[start DATA SHOWN]

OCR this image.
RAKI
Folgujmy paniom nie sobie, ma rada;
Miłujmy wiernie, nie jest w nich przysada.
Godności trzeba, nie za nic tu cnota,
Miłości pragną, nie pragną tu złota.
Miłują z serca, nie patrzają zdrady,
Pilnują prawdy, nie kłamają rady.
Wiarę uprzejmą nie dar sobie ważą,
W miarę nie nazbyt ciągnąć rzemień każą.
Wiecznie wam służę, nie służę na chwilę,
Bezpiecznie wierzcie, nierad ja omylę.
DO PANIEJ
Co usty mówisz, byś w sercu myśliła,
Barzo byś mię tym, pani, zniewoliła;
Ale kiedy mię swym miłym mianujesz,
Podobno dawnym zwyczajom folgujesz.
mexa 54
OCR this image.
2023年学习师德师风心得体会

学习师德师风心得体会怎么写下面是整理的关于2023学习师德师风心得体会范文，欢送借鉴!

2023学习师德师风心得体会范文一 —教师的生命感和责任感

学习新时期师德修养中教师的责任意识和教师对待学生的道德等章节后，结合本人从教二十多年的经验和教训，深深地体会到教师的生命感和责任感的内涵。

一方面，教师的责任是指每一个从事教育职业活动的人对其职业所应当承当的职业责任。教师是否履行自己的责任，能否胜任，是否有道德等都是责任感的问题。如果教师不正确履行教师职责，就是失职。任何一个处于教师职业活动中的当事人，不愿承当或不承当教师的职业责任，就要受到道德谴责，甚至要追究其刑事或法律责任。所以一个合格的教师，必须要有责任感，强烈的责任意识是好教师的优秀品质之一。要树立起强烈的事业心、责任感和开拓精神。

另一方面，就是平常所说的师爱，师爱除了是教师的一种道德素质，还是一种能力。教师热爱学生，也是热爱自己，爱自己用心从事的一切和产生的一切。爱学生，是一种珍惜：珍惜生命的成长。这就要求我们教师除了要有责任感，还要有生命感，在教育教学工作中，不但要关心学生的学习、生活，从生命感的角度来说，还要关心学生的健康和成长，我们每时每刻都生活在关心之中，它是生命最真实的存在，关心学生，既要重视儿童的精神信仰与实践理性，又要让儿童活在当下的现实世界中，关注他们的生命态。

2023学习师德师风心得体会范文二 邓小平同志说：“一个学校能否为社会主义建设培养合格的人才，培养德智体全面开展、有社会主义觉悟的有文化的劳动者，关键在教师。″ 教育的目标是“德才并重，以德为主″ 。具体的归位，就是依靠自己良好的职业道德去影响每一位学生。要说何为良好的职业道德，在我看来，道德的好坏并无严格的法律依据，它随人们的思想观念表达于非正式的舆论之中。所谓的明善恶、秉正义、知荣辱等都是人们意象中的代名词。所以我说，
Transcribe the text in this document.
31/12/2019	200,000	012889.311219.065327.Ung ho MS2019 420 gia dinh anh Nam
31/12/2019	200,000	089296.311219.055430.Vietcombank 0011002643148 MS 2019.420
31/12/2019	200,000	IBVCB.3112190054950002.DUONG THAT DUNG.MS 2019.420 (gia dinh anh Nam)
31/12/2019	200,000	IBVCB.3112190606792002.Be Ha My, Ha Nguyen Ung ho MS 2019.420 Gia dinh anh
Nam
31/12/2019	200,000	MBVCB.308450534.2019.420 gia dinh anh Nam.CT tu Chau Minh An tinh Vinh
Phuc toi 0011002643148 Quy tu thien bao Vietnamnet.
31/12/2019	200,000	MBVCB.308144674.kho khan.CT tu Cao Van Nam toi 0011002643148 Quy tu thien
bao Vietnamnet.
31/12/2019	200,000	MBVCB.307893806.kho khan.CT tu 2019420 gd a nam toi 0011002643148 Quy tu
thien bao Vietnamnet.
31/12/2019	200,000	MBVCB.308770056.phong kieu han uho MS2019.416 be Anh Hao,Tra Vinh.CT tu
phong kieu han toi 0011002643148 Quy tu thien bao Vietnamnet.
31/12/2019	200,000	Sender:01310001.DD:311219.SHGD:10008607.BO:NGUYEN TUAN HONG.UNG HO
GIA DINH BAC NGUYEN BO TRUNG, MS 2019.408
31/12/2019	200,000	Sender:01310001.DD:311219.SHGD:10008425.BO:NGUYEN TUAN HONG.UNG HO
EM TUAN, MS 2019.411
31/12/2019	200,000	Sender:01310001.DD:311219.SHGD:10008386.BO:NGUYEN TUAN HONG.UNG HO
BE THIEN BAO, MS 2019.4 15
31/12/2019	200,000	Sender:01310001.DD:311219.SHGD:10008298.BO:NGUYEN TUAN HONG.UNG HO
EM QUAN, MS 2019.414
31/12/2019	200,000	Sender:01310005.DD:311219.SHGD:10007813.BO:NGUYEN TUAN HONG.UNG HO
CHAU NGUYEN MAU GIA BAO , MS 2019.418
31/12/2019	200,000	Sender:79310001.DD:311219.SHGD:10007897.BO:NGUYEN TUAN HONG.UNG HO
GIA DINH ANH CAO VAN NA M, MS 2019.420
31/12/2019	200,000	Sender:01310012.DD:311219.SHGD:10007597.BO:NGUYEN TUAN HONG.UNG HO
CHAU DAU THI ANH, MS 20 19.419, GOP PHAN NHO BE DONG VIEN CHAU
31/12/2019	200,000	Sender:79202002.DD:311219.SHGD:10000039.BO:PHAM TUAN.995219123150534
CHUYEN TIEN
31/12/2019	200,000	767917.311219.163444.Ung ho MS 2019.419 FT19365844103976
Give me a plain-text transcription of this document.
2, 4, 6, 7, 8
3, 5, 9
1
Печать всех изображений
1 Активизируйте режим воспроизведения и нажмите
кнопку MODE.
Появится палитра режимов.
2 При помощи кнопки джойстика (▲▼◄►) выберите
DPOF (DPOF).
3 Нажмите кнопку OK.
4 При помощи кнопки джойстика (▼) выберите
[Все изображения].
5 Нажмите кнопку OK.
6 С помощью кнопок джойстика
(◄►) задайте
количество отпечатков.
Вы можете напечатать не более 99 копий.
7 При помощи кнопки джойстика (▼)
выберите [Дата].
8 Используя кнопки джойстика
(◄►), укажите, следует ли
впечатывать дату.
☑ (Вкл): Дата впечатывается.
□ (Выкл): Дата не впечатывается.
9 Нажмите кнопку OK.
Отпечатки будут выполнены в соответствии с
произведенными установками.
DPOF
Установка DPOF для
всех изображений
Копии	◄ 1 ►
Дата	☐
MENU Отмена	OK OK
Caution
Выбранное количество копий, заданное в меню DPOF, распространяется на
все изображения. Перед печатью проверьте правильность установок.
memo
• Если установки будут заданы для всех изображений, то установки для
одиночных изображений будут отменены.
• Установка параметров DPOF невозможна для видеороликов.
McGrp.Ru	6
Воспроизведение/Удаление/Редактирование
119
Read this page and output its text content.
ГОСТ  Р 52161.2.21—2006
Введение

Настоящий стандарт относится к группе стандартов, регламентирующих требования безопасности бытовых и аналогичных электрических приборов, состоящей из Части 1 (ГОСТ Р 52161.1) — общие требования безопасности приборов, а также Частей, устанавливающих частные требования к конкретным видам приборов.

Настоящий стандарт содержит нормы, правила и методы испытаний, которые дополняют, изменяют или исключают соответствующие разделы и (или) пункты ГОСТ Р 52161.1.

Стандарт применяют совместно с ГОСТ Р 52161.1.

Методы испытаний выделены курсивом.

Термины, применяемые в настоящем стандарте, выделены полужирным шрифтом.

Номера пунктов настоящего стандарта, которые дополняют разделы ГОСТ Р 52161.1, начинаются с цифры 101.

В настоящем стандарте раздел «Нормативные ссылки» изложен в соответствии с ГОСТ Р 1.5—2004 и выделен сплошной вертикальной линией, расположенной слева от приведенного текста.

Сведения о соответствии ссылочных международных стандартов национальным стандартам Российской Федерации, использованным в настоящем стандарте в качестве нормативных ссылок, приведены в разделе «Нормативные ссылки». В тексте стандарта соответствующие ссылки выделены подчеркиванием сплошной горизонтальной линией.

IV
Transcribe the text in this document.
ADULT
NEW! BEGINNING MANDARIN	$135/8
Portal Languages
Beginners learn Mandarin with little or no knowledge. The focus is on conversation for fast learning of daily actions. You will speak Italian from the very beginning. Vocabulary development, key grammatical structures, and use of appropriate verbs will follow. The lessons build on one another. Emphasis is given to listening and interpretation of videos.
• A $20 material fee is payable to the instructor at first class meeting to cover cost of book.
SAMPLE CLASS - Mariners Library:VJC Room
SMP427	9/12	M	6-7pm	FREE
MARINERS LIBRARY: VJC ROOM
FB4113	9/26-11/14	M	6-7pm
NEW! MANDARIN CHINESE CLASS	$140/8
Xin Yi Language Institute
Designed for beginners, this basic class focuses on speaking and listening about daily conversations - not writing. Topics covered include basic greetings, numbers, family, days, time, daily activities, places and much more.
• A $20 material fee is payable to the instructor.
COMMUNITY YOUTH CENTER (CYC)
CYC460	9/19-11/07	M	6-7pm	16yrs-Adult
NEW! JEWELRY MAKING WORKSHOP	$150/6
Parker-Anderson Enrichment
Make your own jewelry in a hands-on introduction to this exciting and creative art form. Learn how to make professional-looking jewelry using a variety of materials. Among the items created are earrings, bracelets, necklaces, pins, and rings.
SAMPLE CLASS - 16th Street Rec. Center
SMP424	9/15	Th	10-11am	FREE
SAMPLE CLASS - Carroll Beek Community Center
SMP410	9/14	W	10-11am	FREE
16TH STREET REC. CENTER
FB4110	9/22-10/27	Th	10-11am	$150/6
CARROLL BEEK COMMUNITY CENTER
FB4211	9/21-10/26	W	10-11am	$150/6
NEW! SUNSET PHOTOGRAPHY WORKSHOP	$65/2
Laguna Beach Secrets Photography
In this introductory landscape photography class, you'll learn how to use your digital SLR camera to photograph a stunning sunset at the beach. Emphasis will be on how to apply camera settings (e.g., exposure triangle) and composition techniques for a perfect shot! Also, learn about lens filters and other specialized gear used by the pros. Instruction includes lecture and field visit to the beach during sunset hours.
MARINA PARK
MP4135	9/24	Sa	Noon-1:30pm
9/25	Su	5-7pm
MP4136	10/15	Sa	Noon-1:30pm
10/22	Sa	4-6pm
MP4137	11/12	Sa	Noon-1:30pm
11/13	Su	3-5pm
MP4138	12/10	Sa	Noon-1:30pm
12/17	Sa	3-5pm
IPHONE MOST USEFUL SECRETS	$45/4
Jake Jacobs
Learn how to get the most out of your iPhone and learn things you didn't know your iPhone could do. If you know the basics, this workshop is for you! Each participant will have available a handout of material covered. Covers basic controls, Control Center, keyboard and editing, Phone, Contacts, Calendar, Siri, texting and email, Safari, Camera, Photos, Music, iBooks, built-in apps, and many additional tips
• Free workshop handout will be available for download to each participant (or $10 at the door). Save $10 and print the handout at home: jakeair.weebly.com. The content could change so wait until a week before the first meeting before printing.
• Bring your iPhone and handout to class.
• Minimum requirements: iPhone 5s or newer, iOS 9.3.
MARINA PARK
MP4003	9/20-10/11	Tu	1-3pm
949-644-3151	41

[end DATA SHOWN]

Among these entries, how many lines include the string "Настоящий"? Reply with the number by itself.

2